-- START --

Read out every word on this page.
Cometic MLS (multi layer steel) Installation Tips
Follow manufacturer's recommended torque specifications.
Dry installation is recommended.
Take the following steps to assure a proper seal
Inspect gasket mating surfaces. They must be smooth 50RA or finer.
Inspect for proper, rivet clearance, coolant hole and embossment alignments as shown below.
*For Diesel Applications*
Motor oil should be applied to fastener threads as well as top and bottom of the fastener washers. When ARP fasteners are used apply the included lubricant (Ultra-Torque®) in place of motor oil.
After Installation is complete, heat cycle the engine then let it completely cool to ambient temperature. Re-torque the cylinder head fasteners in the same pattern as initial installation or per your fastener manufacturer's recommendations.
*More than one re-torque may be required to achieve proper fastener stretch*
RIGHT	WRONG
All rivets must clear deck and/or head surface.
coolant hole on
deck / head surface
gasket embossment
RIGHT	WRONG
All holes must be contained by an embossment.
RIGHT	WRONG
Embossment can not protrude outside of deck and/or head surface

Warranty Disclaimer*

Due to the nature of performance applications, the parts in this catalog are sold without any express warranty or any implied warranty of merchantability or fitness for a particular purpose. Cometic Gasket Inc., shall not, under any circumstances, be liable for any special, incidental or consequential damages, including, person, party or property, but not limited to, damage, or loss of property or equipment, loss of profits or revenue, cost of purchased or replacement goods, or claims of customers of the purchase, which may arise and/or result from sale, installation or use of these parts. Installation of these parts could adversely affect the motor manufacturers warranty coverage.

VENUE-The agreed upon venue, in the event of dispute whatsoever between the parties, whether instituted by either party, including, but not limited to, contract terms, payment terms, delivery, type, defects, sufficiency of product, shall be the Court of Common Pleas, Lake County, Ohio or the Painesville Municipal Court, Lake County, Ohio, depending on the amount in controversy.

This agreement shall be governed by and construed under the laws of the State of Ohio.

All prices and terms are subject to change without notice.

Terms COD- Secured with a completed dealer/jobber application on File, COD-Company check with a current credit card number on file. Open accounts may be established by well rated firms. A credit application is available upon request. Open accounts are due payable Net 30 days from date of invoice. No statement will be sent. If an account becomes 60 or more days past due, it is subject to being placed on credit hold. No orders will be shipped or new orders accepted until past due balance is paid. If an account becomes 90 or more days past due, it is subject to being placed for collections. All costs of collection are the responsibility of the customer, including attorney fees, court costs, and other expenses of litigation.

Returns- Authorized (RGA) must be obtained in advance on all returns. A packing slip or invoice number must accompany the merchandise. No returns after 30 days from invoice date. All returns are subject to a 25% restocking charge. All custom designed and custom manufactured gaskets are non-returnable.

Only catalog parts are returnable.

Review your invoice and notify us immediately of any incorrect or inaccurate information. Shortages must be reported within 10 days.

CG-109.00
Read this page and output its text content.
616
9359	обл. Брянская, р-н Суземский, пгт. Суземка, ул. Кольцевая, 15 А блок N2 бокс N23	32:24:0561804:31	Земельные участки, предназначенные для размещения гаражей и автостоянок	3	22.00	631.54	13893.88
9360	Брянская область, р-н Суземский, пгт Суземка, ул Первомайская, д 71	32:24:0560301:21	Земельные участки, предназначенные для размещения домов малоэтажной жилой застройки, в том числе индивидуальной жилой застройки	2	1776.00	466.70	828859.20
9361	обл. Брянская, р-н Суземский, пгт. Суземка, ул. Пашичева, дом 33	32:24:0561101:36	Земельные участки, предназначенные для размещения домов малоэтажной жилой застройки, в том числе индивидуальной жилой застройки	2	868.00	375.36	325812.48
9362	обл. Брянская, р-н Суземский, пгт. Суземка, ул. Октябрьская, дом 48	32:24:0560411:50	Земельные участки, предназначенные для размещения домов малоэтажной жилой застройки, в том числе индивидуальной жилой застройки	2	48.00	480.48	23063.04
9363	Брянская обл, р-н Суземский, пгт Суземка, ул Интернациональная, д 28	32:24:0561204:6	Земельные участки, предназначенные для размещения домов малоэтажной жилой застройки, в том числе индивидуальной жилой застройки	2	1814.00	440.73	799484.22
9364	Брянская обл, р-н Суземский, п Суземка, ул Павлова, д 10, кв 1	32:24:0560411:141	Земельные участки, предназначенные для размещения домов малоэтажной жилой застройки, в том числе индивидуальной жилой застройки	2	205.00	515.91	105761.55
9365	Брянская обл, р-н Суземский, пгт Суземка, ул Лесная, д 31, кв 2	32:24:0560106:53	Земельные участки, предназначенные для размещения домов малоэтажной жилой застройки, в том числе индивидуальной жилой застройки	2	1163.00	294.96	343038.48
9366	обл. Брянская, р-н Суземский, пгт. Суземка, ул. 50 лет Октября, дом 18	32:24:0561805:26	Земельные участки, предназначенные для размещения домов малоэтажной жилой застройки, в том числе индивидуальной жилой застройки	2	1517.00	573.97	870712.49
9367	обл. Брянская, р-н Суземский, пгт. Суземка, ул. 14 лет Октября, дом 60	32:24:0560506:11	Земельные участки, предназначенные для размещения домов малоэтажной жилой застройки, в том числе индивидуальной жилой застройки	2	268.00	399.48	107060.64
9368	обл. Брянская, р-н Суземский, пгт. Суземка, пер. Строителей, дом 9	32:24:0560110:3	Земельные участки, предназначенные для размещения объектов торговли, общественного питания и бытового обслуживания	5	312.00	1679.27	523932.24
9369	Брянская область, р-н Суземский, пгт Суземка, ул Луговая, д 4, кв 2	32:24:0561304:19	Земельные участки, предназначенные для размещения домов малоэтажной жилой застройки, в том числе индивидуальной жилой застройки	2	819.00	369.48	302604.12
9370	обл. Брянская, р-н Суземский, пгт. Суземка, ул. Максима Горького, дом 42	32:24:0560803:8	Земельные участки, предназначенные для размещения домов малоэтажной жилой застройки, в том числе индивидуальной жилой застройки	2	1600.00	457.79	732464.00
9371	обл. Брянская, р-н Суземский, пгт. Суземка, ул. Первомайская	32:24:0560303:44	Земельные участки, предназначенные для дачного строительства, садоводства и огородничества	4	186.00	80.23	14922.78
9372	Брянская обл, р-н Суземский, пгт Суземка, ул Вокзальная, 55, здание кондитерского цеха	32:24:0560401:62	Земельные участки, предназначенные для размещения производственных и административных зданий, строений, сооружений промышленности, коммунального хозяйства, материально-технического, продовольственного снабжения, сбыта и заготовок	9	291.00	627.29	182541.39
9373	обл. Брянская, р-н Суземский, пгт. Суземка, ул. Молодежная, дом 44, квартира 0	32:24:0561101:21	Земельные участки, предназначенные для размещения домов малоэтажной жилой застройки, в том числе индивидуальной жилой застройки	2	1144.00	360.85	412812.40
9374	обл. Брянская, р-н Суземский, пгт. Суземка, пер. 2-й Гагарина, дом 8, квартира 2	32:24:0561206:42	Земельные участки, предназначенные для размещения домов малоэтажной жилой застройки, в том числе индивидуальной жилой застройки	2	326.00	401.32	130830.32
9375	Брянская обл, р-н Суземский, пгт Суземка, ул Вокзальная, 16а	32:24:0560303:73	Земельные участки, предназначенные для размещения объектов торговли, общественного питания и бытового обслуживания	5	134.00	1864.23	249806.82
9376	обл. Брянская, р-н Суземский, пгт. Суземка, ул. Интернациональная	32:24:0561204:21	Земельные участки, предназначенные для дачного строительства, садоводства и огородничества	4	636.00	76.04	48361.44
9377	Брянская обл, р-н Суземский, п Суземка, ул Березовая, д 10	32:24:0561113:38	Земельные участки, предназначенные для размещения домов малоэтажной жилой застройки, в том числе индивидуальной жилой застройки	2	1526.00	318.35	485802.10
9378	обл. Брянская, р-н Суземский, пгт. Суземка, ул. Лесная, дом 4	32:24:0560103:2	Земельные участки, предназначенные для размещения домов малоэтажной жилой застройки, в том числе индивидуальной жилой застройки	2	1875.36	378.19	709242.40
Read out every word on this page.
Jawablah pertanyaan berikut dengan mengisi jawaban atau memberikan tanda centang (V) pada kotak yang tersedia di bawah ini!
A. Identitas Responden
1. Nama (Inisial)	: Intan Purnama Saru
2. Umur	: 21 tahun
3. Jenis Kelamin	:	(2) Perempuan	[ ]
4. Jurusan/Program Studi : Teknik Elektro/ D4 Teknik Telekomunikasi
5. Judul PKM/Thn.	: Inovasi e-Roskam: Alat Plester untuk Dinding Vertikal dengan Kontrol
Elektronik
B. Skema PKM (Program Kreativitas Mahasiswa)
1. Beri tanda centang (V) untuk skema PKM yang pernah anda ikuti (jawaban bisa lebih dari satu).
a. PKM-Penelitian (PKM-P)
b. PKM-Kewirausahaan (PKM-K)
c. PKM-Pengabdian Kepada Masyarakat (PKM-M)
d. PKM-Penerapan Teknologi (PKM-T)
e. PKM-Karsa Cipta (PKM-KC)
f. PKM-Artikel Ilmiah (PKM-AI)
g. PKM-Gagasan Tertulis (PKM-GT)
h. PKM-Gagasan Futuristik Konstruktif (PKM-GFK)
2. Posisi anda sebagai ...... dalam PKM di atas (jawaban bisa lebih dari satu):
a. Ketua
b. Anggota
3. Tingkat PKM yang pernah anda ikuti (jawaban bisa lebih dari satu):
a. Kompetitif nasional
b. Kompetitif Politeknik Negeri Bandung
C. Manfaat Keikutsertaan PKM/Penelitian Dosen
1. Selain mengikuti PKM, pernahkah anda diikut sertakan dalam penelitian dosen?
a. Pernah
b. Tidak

-- END --

Copy in full each line that holds the word "Ohio".

VENUE-The agreed upon venue, in the event of dispute whatsoever between the parties, whether instituted by either party, including, but not limited to, contract terms, payment terms, delivery, type, defects, sufficiency of product, shall be the Court of Common Pleas, Lake County, Ohio or the Painesville Municipal Court, Lake County, Ohio, depending on the amount in controversy.
This agreement shall be governed by and construed under the laws of the State of Ohio.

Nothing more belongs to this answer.